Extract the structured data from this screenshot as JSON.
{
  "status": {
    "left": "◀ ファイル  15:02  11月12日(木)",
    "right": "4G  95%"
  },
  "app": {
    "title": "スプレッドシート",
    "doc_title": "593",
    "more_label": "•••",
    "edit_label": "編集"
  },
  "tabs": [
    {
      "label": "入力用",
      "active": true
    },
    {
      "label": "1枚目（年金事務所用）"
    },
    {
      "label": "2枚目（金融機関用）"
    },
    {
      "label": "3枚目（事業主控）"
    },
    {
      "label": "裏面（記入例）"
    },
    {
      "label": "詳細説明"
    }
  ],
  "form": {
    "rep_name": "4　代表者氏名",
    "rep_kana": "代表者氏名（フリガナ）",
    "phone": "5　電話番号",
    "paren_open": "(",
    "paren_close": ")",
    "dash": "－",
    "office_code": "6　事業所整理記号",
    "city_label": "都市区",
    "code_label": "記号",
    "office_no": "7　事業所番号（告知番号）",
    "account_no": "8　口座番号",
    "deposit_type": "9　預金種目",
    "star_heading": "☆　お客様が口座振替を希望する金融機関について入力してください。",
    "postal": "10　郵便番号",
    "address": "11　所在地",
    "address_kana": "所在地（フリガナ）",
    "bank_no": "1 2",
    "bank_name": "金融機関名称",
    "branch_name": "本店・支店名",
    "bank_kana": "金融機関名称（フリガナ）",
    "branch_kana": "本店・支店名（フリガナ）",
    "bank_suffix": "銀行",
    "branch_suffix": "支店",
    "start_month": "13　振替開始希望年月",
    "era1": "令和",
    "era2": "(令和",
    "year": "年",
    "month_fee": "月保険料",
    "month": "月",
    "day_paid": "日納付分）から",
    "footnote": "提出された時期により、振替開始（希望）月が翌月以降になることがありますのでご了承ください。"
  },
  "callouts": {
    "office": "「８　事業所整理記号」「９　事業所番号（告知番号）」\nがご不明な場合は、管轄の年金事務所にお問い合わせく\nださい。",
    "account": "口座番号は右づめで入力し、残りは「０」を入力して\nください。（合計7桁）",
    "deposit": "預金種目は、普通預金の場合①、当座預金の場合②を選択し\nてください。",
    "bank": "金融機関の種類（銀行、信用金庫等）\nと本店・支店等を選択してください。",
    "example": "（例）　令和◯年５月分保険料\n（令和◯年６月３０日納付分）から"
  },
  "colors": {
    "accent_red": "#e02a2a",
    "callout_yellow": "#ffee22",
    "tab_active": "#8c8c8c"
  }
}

◆ Task instructions
Reproduce the complete data exactly as presented above.

◆ Answer to the task
Extract the structured data from this screenshot as JSON.
{
  "status": {
    "left": "◀ ファイル  15:02  11月12日(木)",
    "right": "4G  95%"
  },
  "app": {
    "title": "スプレッドシート",
    "doc_title": "593",
    "more_label": "•••",
    "edit_label": "編集"
  },
  "tabs": [
    {
      "label": "入力用",
      "active": true
    },
    {
      "label": "1枚目（年金事務所用）"
    },
    {
      "label": "2枚目（金融機関用）"
    },
    {
      "label": "3枚目（事業主控）"
    },
    {
      "label": "裏面（記入例）"
    },
    {
      "label": "詳細説明"
    }
  ],
  "form": {
    "rep_name": "4　代表者氏名",
    "rep_kana": "代表者氏名（フリガナ）",
    "phone": "5　電話番号",
    "paren_open": "(",
    "paren_close": ")",
    "dash": "－",
    "office_code": "6　事業所整理記号",
    "city_label": "都市区",
    "code_label": "記号",
    "office_no": "7　事業所番号（告知番号）",
    "account_no": "8　口座番号",
    "deposit_type": "9　預金種目",
    "star_heading": "☆　お客様が口座振替を希望する金融機関について入力してください。",
    "postal": "10　郵便番号",
    "address": "11　所在地",
    "address_kana": "所在地（フリガナ）",
    "bank_no": "1 2",
    "bank_name": "金融機関名称",
    "branch_name": "本店・支店名",
    "bank_kana": "金融機関名称（フリガナ）",
    "branch_kana": "本店・支店名（フリガナ）",
    "bank_suffix": "銀行",
    "branch_suffix": "支店",
    "start_month": "13　振替開始希望年月",
    "era1": "令和",
    "era2": "(令和",
    "year": "年",
    "month_fee": "月保険料",
    "month": "月",
    "day_paid": "日納付分）から",
    "footnote": "提出された時期により、振替開始（希望）月が翌月以降になることがありますのでご了承ください。"
  },
  "callouts": {
    "office": "「８　事業所整理記号」「９　事業所番号（告知番号）」\nがご不明な場合は、管轄の年金事務所にお問い合わせく\nださい。",
    "account": "口座番号は右づめで入力し、残りは「０」を入力して\nください。（合計7桁）",
    "deposit": "預金種目は、普通預金の場合①、当座預金の場合②を選択し\nてください。",
    "bank": "金融機関の種類（銀行、信用金庫等）\nと本店・支店等を選択してください。",
    "example": "（例）　令和◯年５月分保険料\n（令和◯年６月３０日納付分）から"
  },
  "colors": {
    "accent_red": "#e02a2a",
    "callout_yellow": "#ffee22",
    "tab_active": "#8c8c8c"
  }
}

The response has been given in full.